▶ **Exercise aim**:
Return every line of the records below verbatim, with no pictures in the copy.

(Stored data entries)
>> BEGIN

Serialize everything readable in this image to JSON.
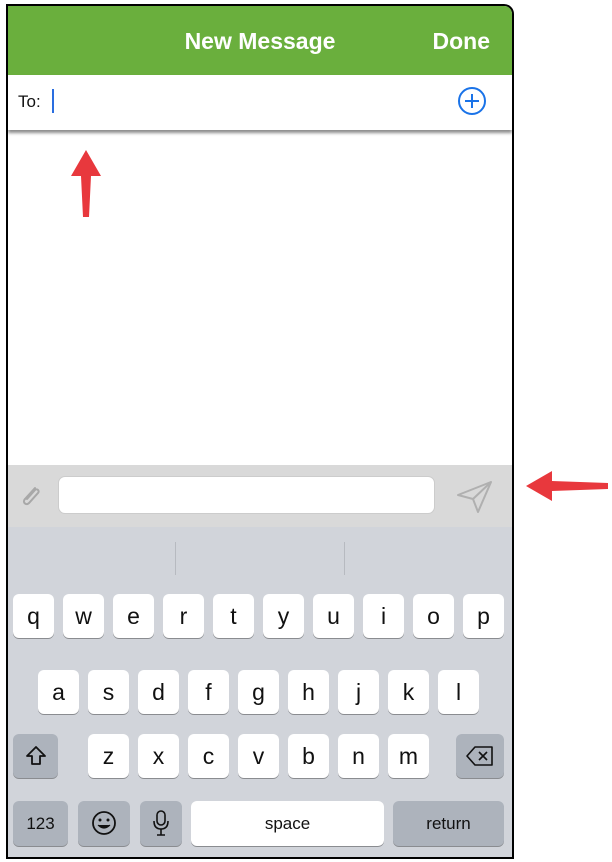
{
  "header": {
    "title": "New Message",
    "done_label": "Done"
  },
  "recipient": {
    "label": "To:",
    "value": ""
  },
  "compose": {
    "message_value": ""
  },
  "keyboard": {
    "row1": [
      "q",
      "w",
      "e",
      "r",
      "t",
      "y",
      "u",
      "i",
      "o",
      "p"
    ],
    "row2": [
      "a",
      "s",
      "d",
      "f",
      "g",
      "h",
      "j",
      "k",
      "l"
    ],
    "row3": [
      "z",
      "x",
      "c",
      "v",
      "b",
      "n",
      "m"
    ],
    "numbers_label": "123",
    "space_label": "space",
    "return_label": "return"
  },
  "icons": [
    "add-recipient-icon",
    "attachment-icon",
    "send-icon",
    "shift-icon",
    "delete-icon",
    "emoji-icon",
    "microphone-icon",
    "arrow-icon"
  ],
  "colors": {
    "header": "#6aaf3d",
    "accent": "#1a73e8",
    "annotation_arrow": "#e8383d"
  }
}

>> END

▶ **Answer in full**:
Serialize everything readable in this image to JSON.
{
  "header": {
    "title": "New Message",
    "done_label": "Done"
  },
  "recipient": {
    "label": "To:",
    "value": ""
  },
  "compose": {
    "message_value": ""
  },
  "keyboard": {
    "row1": [
      "q",
      "w",
      "e",
      "r",
      "t",
      "y",
      "u",
      "i",
      "o",
      "p"
    ],
    "row2": [
      "a",
      "s",
      "d",
      "f",
      "g",
      "h",
      "j",
      "k",
      "l"
    ],
    "row3": [
      "z",
      "x",
      "c",
      "v",
      "b",
      "n",
      "m"
    ],
    "numbers_label": "123",
    "space_label": "space",
    "return_label": "return"
  },
  "icons": [
    "add-recipient-icon",
    "attachment-icon",
    "send-icon",
    "shift-icon",
    "delete-icon",
    "emoji-icon",
    "microphone-icon",
    "arrow-icon"
  ],
  "colors": {
    "header": "#6aaf3d",
    "accent": "#1a73e8",
    "annotation_arrow": "#e8383d"
  }
}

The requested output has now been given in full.